* **Problem**:
In the material below, find how many lines contain the string "mihi". Write only that number.

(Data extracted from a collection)
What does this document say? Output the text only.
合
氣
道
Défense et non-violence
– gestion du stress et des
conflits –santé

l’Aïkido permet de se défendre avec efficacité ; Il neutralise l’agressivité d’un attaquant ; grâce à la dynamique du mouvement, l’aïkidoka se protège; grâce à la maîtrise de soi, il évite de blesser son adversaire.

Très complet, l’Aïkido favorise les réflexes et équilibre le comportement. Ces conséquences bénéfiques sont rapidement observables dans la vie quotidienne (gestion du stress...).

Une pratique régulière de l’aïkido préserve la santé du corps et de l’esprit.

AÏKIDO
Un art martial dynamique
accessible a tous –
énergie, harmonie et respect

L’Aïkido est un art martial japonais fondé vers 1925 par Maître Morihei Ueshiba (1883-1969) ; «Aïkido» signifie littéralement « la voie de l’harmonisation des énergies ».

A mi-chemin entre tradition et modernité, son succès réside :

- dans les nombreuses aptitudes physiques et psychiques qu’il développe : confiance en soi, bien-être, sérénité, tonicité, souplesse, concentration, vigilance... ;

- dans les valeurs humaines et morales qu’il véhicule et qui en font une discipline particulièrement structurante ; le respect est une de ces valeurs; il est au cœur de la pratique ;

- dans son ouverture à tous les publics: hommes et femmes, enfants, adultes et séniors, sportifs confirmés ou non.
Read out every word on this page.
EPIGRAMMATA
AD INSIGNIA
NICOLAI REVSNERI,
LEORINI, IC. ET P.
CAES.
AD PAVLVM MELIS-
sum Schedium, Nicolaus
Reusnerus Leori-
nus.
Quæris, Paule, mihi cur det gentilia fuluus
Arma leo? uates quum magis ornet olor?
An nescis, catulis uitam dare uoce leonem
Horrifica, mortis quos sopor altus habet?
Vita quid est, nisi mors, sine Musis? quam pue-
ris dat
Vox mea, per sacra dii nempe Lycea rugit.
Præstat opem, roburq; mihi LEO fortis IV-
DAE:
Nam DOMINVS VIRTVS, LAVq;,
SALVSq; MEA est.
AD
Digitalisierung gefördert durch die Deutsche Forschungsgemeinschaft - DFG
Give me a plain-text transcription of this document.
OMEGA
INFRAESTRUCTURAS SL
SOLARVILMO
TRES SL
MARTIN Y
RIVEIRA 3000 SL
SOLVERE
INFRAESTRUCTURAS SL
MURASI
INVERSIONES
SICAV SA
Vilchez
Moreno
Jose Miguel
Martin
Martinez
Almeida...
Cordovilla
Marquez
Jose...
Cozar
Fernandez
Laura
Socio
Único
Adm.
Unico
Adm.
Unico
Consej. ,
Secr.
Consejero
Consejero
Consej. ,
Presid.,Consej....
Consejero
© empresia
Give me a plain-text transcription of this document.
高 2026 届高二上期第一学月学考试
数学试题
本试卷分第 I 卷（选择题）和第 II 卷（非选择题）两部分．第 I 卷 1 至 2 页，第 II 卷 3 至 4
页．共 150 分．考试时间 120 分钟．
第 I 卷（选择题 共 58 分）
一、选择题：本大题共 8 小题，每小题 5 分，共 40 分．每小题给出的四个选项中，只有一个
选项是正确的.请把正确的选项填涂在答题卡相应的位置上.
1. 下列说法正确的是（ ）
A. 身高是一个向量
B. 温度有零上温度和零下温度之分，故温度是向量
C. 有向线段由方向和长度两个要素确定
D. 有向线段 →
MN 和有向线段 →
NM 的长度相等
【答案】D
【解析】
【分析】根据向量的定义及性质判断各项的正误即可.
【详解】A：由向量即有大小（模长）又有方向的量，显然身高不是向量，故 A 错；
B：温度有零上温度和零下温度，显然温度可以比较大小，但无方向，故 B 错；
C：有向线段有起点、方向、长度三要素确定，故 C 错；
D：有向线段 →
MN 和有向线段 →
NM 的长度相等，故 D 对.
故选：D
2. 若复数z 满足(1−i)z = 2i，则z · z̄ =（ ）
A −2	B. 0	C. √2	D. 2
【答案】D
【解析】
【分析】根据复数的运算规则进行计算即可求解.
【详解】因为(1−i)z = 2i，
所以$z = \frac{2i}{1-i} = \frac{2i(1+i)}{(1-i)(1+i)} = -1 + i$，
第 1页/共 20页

* **Answer below**:
2